▶ **Stated problem**
Copy out all of the data below verbatim, keeping every line unchanged.
*** Source material
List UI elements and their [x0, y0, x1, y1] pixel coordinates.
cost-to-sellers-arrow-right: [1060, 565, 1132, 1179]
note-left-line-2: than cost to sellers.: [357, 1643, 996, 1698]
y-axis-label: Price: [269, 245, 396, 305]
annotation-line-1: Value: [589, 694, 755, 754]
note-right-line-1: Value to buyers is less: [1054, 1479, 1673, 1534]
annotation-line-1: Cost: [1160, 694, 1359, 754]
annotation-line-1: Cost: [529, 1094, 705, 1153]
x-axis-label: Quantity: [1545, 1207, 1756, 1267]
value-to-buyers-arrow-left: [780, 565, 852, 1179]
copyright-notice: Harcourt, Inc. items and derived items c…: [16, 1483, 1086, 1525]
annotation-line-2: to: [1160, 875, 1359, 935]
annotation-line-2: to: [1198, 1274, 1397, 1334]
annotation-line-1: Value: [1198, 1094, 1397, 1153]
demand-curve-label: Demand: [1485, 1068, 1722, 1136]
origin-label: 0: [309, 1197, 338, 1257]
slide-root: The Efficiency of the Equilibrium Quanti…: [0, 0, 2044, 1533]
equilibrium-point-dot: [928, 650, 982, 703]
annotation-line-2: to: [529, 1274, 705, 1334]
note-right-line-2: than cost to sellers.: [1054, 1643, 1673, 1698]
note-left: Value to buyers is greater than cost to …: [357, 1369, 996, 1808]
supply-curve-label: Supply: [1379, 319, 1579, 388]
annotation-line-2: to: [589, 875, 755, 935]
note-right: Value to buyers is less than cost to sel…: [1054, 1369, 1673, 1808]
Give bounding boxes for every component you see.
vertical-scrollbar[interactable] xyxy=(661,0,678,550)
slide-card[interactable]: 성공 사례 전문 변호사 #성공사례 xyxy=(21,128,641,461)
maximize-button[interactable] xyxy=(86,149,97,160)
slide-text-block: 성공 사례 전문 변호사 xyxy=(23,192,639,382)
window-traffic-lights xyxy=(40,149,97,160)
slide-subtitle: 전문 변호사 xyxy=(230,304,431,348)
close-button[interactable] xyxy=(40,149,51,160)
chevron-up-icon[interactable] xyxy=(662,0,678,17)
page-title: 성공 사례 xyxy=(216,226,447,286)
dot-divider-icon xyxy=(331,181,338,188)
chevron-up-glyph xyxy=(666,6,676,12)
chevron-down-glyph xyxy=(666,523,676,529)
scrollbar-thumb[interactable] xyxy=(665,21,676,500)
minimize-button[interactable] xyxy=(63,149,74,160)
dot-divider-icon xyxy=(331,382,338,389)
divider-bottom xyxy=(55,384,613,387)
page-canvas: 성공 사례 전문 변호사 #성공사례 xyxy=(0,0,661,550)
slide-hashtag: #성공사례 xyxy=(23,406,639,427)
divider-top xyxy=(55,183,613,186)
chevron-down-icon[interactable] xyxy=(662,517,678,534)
******
▶ **Written answer**
List UI elements and their [x0, y0, x1, y1] pixel coordinates.
cost-to-sellers-arrow-right: [1060, 565, 1132, 1179]
note-left-line-2: than cost to sellers.: [357, 1643, 996, 1698]
y-axis-label: Price: [269, 245, 396, 305]
annotation-line-1: Value: [589, 694, 755, 754]
note-right-line-1: Value to buyers is less: [1054, 1479, 1673, 1534]
annotation-line-1: Cost: [1160, 694, 1359, 754]
annotation-line-1: Cost: [529, 1094, 705, 1153]
x-axis-label: Quantity: [1545, 1207, 1756, 1267]
value-to-buyers-arrow-left: [780, 565, 852, 1179]
copyright-notice: Harcourt, Inc. items and derived items c…: [16, 1483, 1086, 1525]
annotation-line-2: to: [1160, 875, 1359, 935]
annotation-line-2: to: [1198, 1274, 1397, 1334]
annotation-line-1: Value: [1198, 1094, 1397, 1153]
demand-curve-label: Demand: [1485, 1068, 1722, 1136]
origin-label: 0: [309, 1197, 338, 1257]
slide-root: The Efficiency of the Equilibrium Quanti…: [0, 0, 2044, 1533]
equilibrium-point-dot: [928, 650, 982, 703]
annotation-line-2: to: [529, 1274, 705, 1334]
note-right-line-2: than cost to sellers.: [1054, 1643, 1673, 1698]
note-left: Value to buyers is greater than cost to …: [357, 1369, 996, 1808]
supply-curve-label: Supply: [1379, 319, 1579, 388]
annotation-line-2: to: [589, 875, 755, 935]
note-right: Value to buyers is less than cost to sel…: [1054, 1369, 1673, 1808]
Give bounding boxes for every component you see.
vertical-scrollbar[interactable] xyxy=(661,0,678,550)
slide-card[interactable]: 성공 사례 전문 변호사 #성공사례 xyxy=(21,128,641,461)
maximize-button[interactable] xyxy=(86,149,97,160)
slide-text-block: 성공 사례 전문 변호사 xyxy=(23,192,639,382)
window-traffic-lights xyxy=(40,149,97,160)
slide-subtitle: 전문 변호사 xyxy=(230,304,431,348)
close-button[interactable] xyxy=(40,149,51,160)
chevron-up-icon[interactable] xyxy=(662,0,678,17)
page-title: 성공 사례 xyxy=(216,226,447,286)
dot-divider-icon xyxy=(331,181,338,188)
chevron-up-glyph xyxy=(666,6,676,12)
chevron-down-glyph xyxy=(666,523,676,529)
scrollbar-thumb[interactable] xyxy=(665,21,676,500)
minimize-button[interactable] xyxy=(63,149,74,160)
dot-divider-icon xyxy=(331,382,338,389)
divider-bottom xyxy=(55,384,613,387)
page-canvas: 성공 사례 전문 변호사 #성공사례 xyxy=(0,0,661,550)
slide-hashtag: #성공사례 xyxy=(23,406,639,427)
divider-top xyxy=(55,183,613,186)
chevron-down-icon[interactable] xyxy=(662,517,678,534)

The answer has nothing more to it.